## EXERCISE AIM
Check every line of the data below for the string "this", and copy the ones that hold it.

## ENTRIES PROVIDED

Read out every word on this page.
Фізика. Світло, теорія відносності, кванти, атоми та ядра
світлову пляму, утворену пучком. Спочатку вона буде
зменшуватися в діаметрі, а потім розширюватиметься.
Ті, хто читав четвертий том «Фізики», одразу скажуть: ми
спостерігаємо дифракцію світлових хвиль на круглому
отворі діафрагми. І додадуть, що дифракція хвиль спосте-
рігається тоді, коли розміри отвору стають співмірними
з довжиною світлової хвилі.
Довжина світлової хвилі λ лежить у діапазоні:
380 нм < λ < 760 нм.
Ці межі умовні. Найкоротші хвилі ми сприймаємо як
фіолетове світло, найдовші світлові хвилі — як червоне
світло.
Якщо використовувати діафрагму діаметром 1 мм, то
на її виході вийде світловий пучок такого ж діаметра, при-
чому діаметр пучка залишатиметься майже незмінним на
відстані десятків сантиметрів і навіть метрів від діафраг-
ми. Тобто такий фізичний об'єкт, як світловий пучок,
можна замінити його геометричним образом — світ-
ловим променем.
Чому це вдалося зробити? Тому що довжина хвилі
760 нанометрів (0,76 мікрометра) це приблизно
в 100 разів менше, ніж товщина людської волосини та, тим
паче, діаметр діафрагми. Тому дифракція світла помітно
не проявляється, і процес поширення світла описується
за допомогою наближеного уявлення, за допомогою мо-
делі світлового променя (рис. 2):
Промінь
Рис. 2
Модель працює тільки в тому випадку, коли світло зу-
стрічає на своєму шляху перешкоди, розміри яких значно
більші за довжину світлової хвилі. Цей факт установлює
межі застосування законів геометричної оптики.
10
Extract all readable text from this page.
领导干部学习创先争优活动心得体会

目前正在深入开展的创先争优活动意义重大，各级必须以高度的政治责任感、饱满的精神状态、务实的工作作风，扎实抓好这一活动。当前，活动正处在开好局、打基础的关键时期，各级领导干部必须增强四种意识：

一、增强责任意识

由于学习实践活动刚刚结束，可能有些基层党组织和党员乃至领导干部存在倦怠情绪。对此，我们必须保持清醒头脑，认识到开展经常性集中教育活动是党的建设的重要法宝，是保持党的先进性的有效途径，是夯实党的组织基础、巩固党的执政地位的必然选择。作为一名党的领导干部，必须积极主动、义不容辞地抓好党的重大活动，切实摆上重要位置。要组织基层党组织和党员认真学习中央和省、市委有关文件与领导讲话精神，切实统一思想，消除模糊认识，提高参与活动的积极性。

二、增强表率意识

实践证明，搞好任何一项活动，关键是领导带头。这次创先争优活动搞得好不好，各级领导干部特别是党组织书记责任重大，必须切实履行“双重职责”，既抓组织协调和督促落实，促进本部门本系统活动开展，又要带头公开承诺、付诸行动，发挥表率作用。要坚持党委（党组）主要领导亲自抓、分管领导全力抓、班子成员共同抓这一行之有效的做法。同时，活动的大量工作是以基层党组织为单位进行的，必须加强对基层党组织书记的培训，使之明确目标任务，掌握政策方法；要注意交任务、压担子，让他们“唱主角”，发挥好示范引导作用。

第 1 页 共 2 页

## THE RESULT
Read out every word on this page.
Extract all readable text from this page.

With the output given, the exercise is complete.